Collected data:
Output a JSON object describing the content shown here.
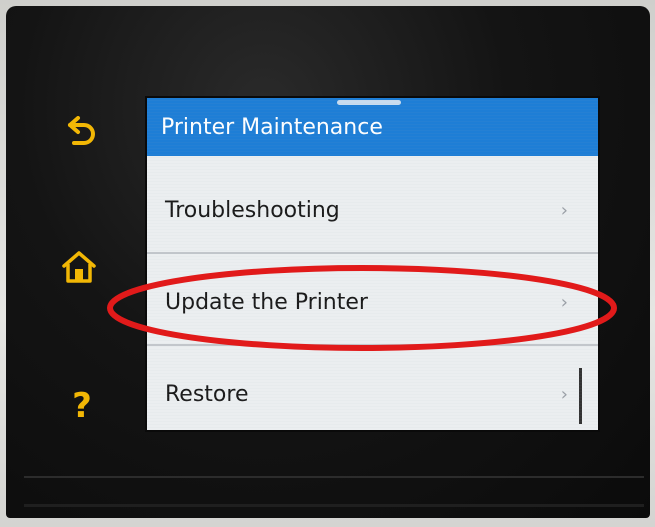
{
  "screen": {
    "title": "Printer Maintenance",
    "items": [
      {
        "label": "Troubleshooting",
        "chevron": "›"
      },
      {
        "label": "Update the Printer",
        "chevron": "›"
      },
      {
        "label": "Restore",
        "chevron": "›"
      }
    ]
  },
  "side_buttons": {
    "back": {
      "icon": "back-arrow-icon"
    },
    "home": {
      "icon": "home-icon"
    },
    "help": {
      "icon": "help-icon",
      "glyph": "?"
    }
  },
  "colors": {
    "title_bar": "#1e7ed6",
    "side_button": "#f2b705",
    "highlight_ring": "#e11a1a"
  }
}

== What you need to do ==
Take the listing and print it again exactly, but without any pictures.

== Expected answer ==
Output a JSON object describing the content shown here.
{
  "screen": {
    "title": "Printer Maintenance",
    "items": [
      {
        "label": "Troubleshooting",
        "chevron": "›"
      },
      {
        "label": "Update the Printer",
        "chevron": "›"
      },
      {
        "label": "Restore",
        "chevron": "›"
      }
    ]
  },
  "side_buttons": {
    "back": {
      "icon": "back-arrow-icon"
    },
    "home": {
      "icon": "home-icon"
    },
    "help": {
      "icon": "help-icon",
      "glyph": "?"
    }
  },
  "colors": {
    "title_bar": "#1e7ed6",
    "side_button": "#f2b705",
    "highlight_ring": "#e11a1a"
  }
}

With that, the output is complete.